Task material:
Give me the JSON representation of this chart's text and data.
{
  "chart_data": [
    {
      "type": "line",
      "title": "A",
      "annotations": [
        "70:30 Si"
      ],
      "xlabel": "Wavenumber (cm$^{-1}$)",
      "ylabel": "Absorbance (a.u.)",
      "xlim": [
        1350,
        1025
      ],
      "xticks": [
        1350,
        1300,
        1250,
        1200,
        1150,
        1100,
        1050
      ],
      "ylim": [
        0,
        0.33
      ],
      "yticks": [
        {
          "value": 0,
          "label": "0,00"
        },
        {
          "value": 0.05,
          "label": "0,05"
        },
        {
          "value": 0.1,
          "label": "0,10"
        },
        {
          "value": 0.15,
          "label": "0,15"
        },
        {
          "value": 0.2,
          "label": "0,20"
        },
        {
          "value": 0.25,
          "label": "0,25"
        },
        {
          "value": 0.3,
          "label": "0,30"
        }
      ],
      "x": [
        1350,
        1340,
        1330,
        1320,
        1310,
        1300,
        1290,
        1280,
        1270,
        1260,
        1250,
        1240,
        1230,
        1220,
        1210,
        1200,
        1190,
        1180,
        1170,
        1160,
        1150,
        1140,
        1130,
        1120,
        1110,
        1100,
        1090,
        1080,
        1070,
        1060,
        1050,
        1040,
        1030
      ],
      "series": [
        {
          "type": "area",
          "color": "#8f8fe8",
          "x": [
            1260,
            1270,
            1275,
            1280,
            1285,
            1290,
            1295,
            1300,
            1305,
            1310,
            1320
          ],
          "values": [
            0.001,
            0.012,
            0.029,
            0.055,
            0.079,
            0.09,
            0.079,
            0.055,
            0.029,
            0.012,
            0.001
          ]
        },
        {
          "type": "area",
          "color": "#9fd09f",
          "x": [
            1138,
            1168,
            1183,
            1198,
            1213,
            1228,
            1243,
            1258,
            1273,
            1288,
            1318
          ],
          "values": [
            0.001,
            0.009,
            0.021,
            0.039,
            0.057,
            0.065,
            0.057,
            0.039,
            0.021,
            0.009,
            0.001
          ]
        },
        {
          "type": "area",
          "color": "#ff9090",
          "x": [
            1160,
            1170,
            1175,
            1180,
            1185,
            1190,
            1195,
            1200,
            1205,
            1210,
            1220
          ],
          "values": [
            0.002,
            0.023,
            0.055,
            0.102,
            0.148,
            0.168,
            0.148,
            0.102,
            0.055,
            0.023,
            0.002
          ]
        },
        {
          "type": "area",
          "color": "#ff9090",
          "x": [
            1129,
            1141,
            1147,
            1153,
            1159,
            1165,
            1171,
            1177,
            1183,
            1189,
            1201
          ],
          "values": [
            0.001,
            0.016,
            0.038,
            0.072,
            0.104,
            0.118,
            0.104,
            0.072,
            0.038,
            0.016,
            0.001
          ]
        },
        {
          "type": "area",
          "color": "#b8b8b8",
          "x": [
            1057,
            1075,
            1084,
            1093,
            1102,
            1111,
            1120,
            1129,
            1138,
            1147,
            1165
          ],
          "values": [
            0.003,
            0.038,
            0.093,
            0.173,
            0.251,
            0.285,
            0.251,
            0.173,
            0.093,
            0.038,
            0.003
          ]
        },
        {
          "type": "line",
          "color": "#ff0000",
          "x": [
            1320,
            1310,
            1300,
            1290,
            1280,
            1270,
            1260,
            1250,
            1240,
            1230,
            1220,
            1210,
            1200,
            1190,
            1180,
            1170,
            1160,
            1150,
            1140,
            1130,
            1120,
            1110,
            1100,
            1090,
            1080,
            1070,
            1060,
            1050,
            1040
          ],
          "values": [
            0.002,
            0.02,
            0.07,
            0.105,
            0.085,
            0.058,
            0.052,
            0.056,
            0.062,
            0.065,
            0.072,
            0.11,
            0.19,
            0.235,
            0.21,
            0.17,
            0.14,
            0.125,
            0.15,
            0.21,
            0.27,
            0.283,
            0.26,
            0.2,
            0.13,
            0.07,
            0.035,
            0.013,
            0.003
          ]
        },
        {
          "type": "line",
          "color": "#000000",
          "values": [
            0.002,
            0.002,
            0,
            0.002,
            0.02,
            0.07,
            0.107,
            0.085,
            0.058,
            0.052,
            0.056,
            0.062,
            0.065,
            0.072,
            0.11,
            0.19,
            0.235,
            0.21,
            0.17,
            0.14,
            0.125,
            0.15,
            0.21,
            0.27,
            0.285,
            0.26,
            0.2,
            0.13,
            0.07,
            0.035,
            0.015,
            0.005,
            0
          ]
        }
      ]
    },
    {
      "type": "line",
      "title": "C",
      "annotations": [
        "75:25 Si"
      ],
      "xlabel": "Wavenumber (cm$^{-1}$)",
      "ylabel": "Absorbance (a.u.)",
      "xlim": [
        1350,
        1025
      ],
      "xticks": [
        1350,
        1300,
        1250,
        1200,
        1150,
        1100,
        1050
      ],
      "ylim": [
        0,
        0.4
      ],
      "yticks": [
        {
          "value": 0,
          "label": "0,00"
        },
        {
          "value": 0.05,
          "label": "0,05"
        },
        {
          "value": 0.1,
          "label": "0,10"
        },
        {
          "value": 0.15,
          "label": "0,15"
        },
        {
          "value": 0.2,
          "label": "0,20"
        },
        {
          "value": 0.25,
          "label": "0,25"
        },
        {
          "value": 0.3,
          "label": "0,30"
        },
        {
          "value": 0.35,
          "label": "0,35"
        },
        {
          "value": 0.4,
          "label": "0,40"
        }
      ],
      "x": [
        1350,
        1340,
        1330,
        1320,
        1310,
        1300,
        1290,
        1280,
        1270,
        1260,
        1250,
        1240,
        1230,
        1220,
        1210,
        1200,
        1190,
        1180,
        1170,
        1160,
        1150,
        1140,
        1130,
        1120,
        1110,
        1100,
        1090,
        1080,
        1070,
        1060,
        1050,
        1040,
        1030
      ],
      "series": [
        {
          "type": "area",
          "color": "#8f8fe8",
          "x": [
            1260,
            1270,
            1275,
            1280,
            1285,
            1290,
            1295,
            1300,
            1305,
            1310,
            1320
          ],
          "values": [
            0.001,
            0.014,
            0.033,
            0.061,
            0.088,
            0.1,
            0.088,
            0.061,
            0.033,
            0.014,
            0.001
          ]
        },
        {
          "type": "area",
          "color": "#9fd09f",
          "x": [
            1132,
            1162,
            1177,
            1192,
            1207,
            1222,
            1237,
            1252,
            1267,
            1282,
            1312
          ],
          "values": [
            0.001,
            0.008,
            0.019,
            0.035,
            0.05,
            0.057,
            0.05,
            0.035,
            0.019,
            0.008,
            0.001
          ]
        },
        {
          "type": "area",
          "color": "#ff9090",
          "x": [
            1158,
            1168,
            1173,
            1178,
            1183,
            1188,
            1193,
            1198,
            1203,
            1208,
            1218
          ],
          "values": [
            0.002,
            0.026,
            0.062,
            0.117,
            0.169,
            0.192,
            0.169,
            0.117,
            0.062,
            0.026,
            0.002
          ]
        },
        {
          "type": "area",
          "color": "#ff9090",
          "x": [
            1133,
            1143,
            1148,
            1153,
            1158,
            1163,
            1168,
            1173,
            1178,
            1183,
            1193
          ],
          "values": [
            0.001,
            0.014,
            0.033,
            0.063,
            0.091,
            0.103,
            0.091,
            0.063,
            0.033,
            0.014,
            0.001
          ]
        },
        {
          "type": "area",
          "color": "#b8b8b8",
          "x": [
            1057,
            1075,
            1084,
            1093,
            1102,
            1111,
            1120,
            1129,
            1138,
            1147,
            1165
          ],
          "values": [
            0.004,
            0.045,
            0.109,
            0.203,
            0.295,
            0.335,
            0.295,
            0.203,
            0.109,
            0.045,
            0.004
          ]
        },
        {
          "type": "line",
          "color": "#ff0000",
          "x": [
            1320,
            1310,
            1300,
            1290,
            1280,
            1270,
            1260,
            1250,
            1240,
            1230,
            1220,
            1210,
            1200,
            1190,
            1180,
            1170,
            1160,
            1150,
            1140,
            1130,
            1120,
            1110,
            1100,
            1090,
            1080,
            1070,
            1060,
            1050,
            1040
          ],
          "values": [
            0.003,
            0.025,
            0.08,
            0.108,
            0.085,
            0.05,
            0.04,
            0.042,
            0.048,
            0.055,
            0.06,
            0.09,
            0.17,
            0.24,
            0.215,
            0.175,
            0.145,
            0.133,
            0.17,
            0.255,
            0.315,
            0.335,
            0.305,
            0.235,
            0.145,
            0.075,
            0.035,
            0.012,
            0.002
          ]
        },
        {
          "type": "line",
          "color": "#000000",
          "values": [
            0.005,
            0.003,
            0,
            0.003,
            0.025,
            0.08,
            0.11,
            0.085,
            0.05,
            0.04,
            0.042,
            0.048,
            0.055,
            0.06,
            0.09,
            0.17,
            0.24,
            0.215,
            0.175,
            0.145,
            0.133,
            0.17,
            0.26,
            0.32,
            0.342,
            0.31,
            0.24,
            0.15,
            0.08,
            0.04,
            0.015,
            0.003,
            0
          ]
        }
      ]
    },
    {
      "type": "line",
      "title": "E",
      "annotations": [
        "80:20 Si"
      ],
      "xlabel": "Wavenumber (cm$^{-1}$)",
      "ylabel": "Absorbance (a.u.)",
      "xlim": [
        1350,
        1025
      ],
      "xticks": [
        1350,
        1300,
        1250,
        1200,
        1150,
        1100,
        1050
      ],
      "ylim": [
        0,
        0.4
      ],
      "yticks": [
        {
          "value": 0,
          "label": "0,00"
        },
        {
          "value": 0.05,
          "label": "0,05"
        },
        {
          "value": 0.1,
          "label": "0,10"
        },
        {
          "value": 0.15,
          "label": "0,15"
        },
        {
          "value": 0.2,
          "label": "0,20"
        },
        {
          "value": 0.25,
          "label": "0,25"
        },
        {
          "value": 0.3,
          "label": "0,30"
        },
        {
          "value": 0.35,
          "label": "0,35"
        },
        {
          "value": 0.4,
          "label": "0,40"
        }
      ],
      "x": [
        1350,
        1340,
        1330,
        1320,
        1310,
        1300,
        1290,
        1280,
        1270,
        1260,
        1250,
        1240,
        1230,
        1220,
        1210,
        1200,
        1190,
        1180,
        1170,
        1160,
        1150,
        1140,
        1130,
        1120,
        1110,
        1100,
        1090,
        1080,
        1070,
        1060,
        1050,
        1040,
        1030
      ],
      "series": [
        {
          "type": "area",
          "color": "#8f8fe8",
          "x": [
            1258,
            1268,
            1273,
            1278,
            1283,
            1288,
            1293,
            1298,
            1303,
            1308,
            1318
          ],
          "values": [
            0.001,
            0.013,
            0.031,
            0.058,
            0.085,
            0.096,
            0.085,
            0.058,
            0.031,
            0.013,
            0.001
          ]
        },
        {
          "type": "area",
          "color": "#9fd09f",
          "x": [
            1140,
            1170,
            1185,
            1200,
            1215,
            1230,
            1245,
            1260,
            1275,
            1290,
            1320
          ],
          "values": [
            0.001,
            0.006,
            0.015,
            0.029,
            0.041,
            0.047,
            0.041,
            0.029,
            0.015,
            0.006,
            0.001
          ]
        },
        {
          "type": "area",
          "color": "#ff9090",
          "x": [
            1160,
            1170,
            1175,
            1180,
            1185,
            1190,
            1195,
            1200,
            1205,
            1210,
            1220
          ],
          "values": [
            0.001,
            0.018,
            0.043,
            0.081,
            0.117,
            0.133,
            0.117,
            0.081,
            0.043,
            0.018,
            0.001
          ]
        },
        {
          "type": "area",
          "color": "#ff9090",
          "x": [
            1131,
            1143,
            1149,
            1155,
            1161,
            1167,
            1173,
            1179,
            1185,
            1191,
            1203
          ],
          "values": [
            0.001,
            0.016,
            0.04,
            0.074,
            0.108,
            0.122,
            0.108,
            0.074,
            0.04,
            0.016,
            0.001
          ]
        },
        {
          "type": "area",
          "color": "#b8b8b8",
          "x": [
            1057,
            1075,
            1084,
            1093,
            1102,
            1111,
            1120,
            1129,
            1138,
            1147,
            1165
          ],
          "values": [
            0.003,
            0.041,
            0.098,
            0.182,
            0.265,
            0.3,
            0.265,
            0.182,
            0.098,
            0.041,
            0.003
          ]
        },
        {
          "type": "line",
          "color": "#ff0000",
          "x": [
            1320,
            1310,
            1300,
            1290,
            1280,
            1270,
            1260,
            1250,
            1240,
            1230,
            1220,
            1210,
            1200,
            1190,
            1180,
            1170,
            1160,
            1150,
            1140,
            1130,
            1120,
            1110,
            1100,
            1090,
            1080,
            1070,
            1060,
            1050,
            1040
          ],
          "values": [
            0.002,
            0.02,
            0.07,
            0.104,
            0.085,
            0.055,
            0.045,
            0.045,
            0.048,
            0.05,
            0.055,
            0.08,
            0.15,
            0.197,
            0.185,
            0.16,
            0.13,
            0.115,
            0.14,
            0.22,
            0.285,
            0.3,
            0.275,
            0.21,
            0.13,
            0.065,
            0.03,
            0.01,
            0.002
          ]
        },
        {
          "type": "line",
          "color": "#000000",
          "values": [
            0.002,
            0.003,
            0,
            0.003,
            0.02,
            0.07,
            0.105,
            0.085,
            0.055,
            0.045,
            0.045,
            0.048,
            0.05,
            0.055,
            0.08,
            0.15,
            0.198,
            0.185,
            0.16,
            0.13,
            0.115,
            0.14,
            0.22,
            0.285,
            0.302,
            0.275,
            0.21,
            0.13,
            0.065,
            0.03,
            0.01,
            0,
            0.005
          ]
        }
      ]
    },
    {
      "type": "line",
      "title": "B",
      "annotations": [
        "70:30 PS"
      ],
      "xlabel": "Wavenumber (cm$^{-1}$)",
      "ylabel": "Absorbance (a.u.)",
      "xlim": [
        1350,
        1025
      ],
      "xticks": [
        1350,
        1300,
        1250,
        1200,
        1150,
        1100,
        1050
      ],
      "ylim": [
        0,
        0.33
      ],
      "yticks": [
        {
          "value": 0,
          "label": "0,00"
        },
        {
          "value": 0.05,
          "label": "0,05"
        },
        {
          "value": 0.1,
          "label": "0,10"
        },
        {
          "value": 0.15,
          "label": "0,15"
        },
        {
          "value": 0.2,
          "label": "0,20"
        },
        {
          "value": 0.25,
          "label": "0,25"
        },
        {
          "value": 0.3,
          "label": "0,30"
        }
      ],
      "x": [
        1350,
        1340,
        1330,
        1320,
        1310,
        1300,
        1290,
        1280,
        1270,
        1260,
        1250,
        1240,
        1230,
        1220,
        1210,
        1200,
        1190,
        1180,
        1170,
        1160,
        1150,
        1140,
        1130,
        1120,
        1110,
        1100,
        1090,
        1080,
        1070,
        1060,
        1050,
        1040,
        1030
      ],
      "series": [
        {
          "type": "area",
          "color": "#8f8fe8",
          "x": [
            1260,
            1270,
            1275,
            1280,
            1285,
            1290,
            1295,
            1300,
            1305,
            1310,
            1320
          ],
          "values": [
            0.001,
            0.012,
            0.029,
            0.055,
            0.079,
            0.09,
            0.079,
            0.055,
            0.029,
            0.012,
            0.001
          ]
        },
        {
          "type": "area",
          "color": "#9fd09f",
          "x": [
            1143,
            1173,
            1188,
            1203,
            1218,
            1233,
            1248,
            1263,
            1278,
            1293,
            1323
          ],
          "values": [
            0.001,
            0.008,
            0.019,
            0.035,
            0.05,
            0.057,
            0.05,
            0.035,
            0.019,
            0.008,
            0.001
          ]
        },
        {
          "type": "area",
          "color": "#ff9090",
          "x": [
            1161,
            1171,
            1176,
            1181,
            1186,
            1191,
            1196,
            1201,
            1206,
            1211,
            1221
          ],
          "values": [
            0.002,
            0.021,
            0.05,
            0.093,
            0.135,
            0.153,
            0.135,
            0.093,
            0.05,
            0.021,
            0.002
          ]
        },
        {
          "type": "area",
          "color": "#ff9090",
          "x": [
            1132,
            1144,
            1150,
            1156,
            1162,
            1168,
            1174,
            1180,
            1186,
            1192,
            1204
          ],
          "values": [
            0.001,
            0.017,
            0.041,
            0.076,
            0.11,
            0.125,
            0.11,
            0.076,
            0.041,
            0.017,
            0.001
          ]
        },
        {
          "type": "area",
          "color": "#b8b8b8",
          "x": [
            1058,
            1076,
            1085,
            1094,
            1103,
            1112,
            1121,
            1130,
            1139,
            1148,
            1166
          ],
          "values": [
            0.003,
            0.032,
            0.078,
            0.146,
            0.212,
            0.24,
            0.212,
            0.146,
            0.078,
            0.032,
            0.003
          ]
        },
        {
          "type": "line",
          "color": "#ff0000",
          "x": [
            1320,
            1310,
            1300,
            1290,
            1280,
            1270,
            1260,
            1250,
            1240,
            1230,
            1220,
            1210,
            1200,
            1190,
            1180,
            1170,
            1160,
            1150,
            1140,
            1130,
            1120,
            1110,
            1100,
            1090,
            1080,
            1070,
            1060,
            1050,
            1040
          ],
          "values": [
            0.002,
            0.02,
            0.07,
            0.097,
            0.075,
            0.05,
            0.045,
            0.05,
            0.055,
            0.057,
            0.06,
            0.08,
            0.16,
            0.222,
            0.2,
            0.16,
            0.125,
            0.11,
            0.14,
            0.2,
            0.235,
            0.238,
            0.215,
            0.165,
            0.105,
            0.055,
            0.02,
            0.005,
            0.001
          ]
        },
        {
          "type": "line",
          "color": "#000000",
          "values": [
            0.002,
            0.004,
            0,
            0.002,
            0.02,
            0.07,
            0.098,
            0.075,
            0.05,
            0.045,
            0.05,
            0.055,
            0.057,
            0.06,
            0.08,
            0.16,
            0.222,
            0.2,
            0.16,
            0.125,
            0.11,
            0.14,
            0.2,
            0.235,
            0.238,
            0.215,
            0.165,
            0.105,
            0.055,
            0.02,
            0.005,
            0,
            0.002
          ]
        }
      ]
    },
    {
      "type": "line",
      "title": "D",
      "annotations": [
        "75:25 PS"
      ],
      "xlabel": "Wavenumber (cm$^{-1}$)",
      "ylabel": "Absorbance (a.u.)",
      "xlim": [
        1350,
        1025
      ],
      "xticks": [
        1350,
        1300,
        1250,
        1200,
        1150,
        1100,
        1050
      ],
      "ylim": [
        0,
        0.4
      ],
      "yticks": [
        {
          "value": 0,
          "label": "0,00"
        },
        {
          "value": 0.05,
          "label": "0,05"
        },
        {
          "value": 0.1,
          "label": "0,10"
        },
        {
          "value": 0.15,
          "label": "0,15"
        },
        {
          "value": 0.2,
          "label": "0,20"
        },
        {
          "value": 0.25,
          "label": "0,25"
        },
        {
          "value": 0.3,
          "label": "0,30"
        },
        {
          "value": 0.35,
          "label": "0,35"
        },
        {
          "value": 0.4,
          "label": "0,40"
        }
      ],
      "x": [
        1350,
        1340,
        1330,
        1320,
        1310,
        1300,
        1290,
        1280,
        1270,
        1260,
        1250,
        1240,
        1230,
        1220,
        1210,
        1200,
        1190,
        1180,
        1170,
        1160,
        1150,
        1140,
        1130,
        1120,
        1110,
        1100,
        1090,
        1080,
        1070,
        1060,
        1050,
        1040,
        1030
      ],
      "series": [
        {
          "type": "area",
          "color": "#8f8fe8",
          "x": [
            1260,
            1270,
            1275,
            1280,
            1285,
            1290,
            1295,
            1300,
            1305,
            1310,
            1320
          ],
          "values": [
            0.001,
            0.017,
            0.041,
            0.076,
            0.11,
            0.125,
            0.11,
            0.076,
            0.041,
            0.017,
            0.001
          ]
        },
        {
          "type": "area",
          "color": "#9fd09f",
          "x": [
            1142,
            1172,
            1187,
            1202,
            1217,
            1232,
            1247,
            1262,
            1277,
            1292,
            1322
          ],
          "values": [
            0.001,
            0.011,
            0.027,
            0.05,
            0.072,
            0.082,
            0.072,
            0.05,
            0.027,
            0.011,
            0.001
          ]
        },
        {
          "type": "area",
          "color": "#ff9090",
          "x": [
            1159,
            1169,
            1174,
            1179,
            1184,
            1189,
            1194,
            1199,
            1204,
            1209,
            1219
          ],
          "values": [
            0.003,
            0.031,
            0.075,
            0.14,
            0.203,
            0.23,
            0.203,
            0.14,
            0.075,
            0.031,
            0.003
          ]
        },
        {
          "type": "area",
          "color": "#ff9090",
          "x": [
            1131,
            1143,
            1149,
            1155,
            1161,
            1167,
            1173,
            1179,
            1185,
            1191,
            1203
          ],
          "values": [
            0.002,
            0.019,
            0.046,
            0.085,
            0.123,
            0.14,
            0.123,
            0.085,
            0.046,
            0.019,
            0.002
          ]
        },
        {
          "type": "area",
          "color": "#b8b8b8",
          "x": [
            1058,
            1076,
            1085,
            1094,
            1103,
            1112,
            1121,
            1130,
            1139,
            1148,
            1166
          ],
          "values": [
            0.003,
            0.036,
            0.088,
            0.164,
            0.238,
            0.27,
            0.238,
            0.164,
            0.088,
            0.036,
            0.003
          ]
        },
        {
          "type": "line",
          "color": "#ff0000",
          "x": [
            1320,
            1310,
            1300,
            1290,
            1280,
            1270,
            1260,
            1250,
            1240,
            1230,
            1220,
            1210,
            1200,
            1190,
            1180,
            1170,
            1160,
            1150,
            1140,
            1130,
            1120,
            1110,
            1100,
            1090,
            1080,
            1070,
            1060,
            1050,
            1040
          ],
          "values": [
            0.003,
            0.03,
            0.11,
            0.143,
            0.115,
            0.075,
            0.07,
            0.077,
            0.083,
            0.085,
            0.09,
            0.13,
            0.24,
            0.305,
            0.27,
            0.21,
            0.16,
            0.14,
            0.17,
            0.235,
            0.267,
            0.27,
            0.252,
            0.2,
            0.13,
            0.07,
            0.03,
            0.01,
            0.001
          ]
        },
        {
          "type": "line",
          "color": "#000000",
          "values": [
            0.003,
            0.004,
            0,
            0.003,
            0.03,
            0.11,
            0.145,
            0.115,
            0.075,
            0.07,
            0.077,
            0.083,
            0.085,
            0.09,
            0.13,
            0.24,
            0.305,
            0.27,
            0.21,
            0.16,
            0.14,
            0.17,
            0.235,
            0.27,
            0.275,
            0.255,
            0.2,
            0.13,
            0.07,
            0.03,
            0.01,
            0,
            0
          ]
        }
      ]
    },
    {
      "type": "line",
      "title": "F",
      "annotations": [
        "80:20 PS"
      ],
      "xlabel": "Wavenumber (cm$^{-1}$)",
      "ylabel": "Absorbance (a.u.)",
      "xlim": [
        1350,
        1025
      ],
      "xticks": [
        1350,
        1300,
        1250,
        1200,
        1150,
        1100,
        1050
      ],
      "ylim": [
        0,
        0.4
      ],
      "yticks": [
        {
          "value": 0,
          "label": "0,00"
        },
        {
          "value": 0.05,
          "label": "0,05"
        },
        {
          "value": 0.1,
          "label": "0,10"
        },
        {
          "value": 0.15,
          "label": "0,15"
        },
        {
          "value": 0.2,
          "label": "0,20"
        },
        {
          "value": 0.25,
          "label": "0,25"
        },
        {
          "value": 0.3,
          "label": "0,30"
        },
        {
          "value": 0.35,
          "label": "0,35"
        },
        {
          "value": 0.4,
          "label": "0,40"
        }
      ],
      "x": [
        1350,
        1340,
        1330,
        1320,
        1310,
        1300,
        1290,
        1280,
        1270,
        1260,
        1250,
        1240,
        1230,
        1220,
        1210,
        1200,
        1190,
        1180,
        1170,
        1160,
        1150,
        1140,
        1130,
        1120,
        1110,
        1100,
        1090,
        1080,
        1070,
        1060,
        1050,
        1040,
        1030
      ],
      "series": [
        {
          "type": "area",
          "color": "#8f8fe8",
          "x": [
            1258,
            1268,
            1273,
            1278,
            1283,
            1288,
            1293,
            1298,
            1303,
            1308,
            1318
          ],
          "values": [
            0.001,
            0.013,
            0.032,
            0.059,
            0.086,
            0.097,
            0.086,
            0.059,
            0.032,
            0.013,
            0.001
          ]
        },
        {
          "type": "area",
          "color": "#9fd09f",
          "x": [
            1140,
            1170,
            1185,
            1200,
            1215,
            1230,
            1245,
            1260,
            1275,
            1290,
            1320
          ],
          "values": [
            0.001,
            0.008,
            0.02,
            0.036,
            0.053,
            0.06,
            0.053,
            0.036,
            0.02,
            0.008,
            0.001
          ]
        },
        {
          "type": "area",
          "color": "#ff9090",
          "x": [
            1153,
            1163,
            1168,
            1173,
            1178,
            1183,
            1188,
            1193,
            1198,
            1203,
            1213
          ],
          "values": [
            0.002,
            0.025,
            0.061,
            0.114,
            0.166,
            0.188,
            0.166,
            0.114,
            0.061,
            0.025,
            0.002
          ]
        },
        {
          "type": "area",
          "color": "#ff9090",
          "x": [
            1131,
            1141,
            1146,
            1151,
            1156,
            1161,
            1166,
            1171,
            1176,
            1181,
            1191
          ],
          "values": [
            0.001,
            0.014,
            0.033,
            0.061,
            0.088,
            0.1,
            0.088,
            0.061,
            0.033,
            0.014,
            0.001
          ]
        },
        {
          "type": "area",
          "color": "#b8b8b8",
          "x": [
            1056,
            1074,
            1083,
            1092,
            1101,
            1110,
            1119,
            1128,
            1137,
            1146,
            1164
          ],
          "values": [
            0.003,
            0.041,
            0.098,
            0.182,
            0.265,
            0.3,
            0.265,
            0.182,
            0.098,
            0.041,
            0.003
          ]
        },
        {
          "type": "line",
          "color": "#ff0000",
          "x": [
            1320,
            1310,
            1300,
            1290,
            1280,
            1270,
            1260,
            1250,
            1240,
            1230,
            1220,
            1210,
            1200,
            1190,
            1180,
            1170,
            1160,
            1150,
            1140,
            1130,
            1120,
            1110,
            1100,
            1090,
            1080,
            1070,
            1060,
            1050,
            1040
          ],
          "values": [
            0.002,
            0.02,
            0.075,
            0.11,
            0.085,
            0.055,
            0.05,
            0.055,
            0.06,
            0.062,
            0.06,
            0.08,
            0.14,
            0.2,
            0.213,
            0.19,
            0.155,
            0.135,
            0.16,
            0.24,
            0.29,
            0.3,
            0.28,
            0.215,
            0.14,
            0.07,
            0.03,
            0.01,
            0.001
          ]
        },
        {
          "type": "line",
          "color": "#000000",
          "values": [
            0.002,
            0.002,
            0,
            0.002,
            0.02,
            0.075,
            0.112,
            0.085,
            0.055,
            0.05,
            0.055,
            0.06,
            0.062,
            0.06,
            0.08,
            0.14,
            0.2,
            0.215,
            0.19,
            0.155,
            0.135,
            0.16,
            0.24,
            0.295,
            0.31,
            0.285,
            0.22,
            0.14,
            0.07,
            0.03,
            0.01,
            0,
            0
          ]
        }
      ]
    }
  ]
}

What is needed: Copy each line from the data above that includes "title".

Output below:
      "title": "A",
      "title": "C",
      "title": "E",
      "title": "B",
      "title": "D",
      "title": "F",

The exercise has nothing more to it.